* [Verilen Metin]:
——

Anasayfa » İNSAN ”PARADİGMA”LARI

İNSAN ”PARADİGMA”LARI

Yazar: yonetici
0 Yorum 339 Görüntüleyen

İNSAN ”PARADİGMA”LARI

 

Paradigma: İnsanın hayal ve arzularından, ahlâkî ve manevî ayarından, inanç ve ideal durumundan oluşan İÇ DÜNYASI’nı ve karakter yapısını anlatmak için kullanılan, çağdaş bir kavramdır.

Çocukların okula ve sosyal çevreye intibaklarıyla ilgili sorunları izleyen veya insanların his, heyecan, düşünme ve değerlendirme gibi özelliklerini inceleyen, kısaca insanın ruhsal ve sinirsel gelişimi ve değişimini irdeleyen “PSİKOLOJİ” ile “paradigma” arasında da, tabii bir irtibat bulunmaktadır.

Yakın ve uzak çevresiyle olan ilişkilerinde olsun, sosyal veya ekonomik amaçlı girişimlerinde olsun, insanların üç tip “PARADİGMA” sergiledikleri ortaya çıkmaktadır.

1- Kendisini herkesten ve her şeyden müstağni[1] sayan, hiçbir konuda başkasına ihtiyaç duymayan ve kendilerini bir nevi firavunlaştıran gururlu tiplerin sergilediği, “BEN” paradigması.

2- Kendi başına asla bağımsız hareket edemeyen, devamlı birileri tarafından yönlendirilmeyi bekleyen uşak ruhlu tiplerin sergilediği, “SEN” paradigması.

3- Olgun ve dolgun bir kişilik kazanmalarına, bağımsız karar alma ve uygulama yeteneğine sahip olmalarına rağmen, her türlü işlerinde ve girişimlerinde karşılıklı anlaşma ve dayanışma esaslarını gözeten kimselerin sergilediği, “BİZ” paradigması.

Şimdi bunları biraz daha açmaya çalışalım:

1- BEN PARADİGMASI:

Bunlar “her şeyi ben bilirim” havasında ve “en iyisini ben beceririm” kafasında olan, kendini beğenmiş, kibirli kimselerdir. Böyle düşündükleri için de hiç bir konuda başkalarına danışmaya ve dayanışmaya gerek görmeyen tiplerdir… Bunlar bir nevi kendi heva ve heveslerini ilahlaştırmış[2] ve firavun gibi enaniyetini putlaştırmış demektir.

Gurur ve kibirlerinden dolayı başkalarına danışmadıkları gibi, dayanışmaya ve ortak çalışmaya da yanaşmadıkları için, girişimlerinin çoğu pişmanlık ve perişanlıkla bitecektir.

——

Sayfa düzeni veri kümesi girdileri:

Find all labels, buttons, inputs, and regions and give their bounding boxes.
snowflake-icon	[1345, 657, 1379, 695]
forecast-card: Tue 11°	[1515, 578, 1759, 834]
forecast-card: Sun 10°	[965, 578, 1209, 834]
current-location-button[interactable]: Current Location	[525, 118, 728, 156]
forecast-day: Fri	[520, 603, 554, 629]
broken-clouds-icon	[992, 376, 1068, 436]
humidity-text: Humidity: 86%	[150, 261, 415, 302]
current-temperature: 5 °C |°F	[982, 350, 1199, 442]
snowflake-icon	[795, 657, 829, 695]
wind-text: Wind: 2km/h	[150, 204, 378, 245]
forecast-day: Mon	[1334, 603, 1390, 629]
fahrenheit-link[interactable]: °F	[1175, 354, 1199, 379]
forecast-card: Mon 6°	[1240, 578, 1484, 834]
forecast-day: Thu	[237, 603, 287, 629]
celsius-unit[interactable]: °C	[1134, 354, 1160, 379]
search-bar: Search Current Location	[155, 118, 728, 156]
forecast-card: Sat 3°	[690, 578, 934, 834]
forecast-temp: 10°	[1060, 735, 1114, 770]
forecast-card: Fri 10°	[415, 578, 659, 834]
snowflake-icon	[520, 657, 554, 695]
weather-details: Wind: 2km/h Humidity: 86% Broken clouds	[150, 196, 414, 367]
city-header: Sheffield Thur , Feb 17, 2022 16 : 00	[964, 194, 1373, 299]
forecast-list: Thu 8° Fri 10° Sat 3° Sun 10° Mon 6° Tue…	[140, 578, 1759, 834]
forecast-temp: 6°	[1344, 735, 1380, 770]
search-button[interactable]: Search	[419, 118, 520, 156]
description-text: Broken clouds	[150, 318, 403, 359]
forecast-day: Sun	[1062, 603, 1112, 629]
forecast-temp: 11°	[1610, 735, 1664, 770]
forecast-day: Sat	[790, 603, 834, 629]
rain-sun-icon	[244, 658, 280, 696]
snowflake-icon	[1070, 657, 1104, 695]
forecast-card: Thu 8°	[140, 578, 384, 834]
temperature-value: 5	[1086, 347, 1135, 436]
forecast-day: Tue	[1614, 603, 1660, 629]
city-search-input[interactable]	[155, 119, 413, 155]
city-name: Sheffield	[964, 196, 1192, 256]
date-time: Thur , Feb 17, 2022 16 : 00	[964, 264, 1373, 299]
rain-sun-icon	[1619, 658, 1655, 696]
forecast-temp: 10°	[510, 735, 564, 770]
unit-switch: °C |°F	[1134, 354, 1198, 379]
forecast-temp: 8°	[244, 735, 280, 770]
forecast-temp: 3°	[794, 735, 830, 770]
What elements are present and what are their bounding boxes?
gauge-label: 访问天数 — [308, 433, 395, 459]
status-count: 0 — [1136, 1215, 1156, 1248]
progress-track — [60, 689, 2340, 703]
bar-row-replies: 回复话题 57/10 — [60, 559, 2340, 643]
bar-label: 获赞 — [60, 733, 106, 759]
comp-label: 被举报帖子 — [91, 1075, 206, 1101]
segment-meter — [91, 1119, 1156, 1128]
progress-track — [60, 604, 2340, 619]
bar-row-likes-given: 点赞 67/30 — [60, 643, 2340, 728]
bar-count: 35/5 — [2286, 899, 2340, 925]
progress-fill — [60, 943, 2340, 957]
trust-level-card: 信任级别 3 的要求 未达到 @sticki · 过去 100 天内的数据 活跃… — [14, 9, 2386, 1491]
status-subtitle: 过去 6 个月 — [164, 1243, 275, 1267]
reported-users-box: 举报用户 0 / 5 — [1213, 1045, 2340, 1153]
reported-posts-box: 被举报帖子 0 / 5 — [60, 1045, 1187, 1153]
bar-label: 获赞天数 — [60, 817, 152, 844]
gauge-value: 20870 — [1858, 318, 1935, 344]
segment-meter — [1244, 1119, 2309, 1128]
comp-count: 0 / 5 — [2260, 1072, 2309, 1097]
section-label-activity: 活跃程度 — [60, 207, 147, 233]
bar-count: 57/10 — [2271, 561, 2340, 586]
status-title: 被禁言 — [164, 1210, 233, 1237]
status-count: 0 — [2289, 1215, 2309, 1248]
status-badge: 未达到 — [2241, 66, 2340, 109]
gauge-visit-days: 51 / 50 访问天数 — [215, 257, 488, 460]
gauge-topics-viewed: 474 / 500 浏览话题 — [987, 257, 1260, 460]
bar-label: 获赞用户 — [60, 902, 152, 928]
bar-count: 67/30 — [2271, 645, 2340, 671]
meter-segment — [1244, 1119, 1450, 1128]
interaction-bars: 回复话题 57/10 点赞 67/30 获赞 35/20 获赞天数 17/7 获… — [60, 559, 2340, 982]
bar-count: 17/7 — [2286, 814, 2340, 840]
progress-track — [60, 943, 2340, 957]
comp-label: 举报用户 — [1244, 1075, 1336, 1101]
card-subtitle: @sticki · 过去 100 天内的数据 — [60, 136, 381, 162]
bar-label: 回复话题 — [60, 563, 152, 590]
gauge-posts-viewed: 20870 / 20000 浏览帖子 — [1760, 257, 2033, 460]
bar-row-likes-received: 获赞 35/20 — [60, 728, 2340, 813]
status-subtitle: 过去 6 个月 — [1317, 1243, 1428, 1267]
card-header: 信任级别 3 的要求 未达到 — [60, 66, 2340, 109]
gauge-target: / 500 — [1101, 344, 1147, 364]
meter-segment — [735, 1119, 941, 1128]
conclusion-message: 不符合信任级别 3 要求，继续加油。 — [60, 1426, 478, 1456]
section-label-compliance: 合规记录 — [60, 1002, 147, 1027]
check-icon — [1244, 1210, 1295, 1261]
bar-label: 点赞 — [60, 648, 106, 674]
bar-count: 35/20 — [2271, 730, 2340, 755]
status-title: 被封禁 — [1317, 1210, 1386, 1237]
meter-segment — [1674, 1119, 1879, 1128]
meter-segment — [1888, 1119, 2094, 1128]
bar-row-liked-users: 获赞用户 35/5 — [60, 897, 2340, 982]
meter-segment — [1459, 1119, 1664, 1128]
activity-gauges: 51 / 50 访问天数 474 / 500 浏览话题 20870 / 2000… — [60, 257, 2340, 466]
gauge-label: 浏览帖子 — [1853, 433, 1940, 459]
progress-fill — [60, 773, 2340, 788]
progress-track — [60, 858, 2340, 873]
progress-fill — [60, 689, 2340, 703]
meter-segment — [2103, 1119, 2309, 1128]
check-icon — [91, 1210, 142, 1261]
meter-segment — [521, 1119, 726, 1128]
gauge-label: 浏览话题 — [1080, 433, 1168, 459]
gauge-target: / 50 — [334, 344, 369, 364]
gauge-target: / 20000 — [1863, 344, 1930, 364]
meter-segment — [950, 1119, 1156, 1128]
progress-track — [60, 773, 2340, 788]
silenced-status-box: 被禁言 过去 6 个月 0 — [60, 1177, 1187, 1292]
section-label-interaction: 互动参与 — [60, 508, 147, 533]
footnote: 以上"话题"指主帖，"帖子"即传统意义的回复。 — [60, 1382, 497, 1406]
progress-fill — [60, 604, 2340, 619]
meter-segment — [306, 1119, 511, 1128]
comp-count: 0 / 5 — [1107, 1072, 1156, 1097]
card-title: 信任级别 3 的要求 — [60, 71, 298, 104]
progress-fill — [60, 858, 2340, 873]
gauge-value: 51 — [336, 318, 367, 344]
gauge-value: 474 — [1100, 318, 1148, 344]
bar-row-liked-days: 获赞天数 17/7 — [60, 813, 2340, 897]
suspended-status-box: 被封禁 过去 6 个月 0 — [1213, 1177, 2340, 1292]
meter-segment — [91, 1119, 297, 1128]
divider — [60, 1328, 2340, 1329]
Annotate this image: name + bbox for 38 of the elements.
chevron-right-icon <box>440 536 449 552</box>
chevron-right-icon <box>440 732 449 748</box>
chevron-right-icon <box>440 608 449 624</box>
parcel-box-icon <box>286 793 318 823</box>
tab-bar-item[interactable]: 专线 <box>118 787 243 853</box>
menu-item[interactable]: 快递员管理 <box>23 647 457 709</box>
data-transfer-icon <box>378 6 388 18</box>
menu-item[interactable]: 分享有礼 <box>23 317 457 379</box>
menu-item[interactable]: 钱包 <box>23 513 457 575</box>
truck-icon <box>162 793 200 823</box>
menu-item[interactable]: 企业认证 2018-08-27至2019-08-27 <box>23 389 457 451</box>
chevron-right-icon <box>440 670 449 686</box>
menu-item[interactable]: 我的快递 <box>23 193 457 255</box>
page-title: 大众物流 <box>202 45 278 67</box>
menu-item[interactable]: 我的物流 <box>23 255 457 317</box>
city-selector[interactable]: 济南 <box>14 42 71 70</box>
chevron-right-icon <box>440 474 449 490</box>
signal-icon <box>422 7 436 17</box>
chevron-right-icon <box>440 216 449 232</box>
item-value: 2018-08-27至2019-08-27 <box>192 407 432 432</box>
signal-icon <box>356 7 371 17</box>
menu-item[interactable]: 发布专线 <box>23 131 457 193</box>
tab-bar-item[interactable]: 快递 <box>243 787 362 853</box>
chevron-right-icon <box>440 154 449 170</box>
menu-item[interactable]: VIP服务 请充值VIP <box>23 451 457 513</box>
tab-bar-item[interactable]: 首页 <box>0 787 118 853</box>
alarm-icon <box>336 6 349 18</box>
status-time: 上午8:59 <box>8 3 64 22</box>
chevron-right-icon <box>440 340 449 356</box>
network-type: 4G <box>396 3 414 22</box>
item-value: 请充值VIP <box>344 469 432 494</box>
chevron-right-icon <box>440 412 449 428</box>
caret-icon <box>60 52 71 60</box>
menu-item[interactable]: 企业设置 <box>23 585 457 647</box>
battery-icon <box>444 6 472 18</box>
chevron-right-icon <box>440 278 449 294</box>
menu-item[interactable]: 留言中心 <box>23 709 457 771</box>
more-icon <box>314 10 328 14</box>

——

* [Yazılı Talimat A]: İnsan paradigmaları yazısına göre insanlar hangi üç paradigmayı sergiler, lütfen belirtin.
* [Yazılı Talimat B]: İnsan paradigmaları yazısında "Şimdi bunları biraz" sözlerinden "enaniyetini putlaştırmış demektir." sözlerine kadar uzanan her şeyi hiç değiştirmeden yazın.

* [Görev Çıktısı A]: "BEN", "SEN" ve "BİZ" paradigmalarını.

* [Görev Çıktısı B]:
Şimdi bunları biraz daha açmaya çalışalım:

1- BEN PARADİGMASI:

Bunlar “her şeyi ben bilirim” havasında ve “en iyisini ben beceririm” kafasında olan, kendini beğenmiş, kibirli kimselerdir. Böyle düşündükleri için de hiç bir konuda başkalarına danışmaya ve dayanışmaya gerek görmeyen tiplerdir… Bunlar bir nevi kendi heva ve heveslerini ilahlaştırmış[2] ve firavun gibi enaniyetini putlaştırmış demektir.